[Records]
***

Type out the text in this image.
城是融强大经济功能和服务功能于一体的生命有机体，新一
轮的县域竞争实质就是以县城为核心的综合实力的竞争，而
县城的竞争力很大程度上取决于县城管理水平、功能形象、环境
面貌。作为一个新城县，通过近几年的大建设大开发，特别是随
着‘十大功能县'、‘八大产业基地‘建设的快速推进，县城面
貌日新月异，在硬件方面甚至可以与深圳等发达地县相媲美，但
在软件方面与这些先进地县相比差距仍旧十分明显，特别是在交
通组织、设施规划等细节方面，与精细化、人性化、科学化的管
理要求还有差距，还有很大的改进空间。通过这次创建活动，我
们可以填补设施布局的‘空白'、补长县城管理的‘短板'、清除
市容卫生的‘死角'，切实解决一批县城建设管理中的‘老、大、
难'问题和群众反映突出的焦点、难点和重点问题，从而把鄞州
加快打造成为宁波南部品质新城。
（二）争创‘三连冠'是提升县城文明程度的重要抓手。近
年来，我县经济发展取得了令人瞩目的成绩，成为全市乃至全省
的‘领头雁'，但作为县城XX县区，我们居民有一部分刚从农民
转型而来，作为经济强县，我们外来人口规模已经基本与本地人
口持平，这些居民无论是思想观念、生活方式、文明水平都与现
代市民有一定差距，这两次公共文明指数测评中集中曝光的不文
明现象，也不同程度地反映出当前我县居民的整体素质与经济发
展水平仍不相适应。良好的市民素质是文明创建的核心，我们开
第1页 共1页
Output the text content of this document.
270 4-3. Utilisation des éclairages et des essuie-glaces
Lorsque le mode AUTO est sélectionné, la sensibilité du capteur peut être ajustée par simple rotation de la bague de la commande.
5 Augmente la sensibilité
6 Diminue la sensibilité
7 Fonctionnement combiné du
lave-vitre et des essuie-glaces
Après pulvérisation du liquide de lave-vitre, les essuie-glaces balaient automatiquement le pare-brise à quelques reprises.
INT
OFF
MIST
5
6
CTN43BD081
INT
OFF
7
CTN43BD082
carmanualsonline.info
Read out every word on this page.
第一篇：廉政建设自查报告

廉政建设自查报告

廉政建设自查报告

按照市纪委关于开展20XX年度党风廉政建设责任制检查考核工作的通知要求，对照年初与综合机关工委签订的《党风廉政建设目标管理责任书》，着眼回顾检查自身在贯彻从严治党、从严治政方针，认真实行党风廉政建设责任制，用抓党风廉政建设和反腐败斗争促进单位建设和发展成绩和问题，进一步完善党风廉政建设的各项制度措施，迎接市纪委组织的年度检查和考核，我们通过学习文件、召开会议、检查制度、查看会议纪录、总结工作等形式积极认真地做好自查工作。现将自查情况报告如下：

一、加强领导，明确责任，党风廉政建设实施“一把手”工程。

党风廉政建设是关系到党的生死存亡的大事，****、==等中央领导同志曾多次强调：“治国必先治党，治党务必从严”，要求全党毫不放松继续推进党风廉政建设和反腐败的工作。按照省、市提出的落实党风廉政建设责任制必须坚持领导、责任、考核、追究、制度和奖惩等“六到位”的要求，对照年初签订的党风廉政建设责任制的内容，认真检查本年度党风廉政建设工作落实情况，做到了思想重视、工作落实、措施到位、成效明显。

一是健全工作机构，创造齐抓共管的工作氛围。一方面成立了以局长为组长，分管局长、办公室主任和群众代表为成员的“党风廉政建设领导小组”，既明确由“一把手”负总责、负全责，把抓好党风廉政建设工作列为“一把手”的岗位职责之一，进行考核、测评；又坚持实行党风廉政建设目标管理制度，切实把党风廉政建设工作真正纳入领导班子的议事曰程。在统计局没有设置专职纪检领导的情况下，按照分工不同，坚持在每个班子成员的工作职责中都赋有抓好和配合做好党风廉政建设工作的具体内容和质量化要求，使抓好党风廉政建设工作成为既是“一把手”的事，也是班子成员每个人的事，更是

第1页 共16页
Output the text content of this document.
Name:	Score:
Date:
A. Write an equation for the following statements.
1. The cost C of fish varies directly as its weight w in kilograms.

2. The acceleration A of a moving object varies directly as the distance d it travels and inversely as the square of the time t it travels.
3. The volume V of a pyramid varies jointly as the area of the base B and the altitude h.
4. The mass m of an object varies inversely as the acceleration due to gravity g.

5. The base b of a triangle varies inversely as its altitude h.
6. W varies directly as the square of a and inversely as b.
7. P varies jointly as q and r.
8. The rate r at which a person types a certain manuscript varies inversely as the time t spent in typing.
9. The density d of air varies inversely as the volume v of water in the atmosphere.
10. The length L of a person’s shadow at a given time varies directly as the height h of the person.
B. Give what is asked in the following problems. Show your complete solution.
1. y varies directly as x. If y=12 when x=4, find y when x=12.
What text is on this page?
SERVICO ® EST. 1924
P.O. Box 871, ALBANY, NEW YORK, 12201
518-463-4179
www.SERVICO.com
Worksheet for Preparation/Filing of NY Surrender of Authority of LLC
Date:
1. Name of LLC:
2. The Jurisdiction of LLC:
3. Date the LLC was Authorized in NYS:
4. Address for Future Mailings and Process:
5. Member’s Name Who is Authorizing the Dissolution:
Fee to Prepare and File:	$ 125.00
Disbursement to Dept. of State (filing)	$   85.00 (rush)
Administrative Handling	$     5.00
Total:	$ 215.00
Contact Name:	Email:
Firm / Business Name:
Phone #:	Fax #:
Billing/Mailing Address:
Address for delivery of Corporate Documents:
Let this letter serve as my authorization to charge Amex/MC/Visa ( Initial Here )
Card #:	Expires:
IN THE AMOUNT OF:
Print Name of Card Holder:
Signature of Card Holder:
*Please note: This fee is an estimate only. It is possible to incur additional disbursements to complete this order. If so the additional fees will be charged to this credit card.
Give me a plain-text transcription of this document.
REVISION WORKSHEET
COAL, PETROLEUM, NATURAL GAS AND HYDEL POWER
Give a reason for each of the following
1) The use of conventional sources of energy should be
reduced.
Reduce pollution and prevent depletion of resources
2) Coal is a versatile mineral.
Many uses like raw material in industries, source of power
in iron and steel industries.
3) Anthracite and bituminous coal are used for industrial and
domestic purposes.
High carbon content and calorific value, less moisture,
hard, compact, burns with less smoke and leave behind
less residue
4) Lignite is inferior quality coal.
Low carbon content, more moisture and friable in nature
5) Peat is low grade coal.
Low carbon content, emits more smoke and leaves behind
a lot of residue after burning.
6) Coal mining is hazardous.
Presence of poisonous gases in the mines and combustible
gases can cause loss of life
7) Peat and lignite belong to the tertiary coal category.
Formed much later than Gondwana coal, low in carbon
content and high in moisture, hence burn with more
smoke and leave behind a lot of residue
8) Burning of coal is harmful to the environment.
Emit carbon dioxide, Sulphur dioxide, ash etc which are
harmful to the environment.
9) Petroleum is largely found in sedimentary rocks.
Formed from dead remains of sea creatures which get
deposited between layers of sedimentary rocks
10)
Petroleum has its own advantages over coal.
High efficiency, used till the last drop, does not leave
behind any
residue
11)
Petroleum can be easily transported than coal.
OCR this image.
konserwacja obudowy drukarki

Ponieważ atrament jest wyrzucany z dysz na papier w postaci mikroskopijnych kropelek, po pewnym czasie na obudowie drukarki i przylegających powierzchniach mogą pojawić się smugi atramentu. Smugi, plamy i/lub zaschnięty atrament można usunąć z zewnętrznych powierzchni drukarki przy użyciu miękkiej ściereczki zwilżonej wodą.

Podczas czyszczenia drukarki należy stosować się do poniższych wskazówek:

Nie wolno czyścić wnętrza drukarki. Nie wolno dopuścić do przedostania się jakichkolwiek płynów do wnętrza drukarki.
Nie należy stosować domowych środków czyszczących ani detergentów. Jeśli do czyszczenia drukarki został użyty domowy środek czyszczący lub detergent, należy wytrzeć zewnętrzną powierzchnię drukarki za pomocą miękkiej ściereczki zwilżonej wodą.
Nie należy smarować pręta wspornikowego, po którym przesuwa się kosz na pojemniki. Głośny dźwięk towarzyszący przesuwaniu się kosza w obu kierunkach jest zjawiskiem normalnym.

***

• _Task to complete_:
Only the number is wanted: how many lines contain the string "jointly"?

• _Written reply_:
2